# START OF Information shown
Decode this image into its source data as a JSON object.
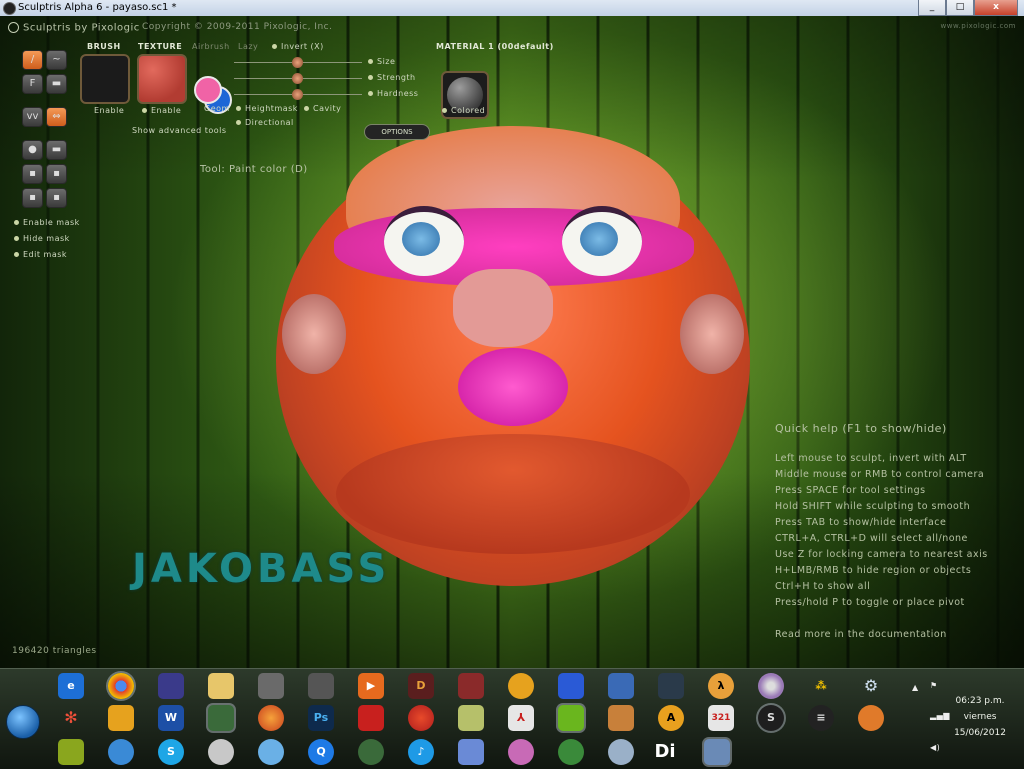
{
  "window": {
    "title": "Sculptris Alpha 6 - payaso.sc1 *",
    "btn_min": "_",
    "btn_max": "□",
    "btn_close": "x"
  },
  "app": {
    "name": "Sculptris by Pixologic",
    "copyright": "Copyright © 2009-2011 Pixologic, Inc.",
    "corner_url": "www.pixologic.com"
  },
  "toolbar": {
    "brush_label": "BRUSH",
    "texture_label": "TEXTURE",
    "airbrush_label": "Airbrush",
    "lazy_label": "Lazy",
    "invert_label": "Invert (X)",
    "size_label": "Size",
    "strength_label": "Strength",
    "hardness_label": "Hardness",
    "material_label": "MATERIAL 1 (00default)",
    "enable_brush": "Enable",
    "enable_texture": "Enable",
    "geom_label": "Geom",
    "heightmask_label": "Heightmask",
    "cavity_label": "Cavity",
    "directional_label": "Directional",
    "show_advanced": "Show advanced tools",
    "options_label": "OPTIONS",
    "colored_label": "Colored"
  },
  "tool_buttons": [
    "paint-brush",
    "smudge",
    "fill",
    "mask-paint",
    "pattern",
    "swap-colors",
    "sphere",
    "flatten",
    "grid-a",
    "grid-b",
    "grid-c",
    "grid-d"
  ],
  "mask_menu": [
    "Enable mask",
    "Hide mask",
    "Edit mask"
  ],
  "tool_info": "Tool: Paint color (D)",
  "watermark": "JAKOBASS",
  "triangles": "196420 triangles",
  "quick_help": {
    "title": "Quick help (F1 to show/hide)",
    "lines": [
      "Left mouse to sculpt, invert with ALT",
      "Middle mouse or RMB to control camera",
      "Press SPACE for tool settings",
      "Hold SHIFT while sculpting to smooth",
      "Press TAB to show/hide interface",
      "CTRL+A, CTRL+D will select all/none",
      "Use Z for locking camera to nearest axis",
      "H+LMB/RMB to hide region or objects",
      "Ctrl+H to show all",
      "Press/hold P to toggle or place pivot"
    ],
    "docs": "Read more in the documentation"
  },
  "taskbar": {
    "clock_time": "06:23 p.m.",
    "clock_day": "viernes",
    "clock_date": "15/06/2012",
    "icons_row1": [
      "ie-icon",
      "chrome-icon",
      "winrar-icon",
      "folder-icon",
      "counter-strike-icon",
      "counter-strike-icon-2",
      "media-player-icon",
      "diablo-icon",
      "game-icon",
      "pacman-icon",
      "sonic-icon",
      "game-icon-2",
      "game-icon-3",
      "half-life-icon",
      "dvd-icon",
      "dots-icon",
      "settings-icon"
    ],
    "icons_row2": [
      "molecule-icon",
      "puzzle-icon",
      "word-icon",
      "network-icon",
      "firefox-icon",
      "photoshop-icon",
      "acrobat-icon",
      "ccleaner-icon",
      "photo-icon",
      "pdf-icon",
      "nvidia-icon",
      "package-icon",
      "avast-icon",
      "calendar-icon",
      "sculptris-icon",
      "globe-icon",
      "baseball-icon"
    ],
    "icons_row3": [
      "game-icon-4",
      "skype-chat-icon",
      "skype-icon",
      "robot-icon",
      "messenger-icon",
      "quicktime-icon",
      "android-icon",
      "itunes-icon",
      "globe-icon-2",
      "mascot-icon",
      "globe-icon-3",
      "webcam-icon",
      "di-icon",
      "paint-icon"
    ],
    "di_label": "Di",
    "ps_label": "Ps",
    "w_label": "W"
  }
}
# END OF Information shown
-- Work to do --
For the entries shown above, give the number of lines that include the word "counter", without any other text.

-- Response for this exercise --
2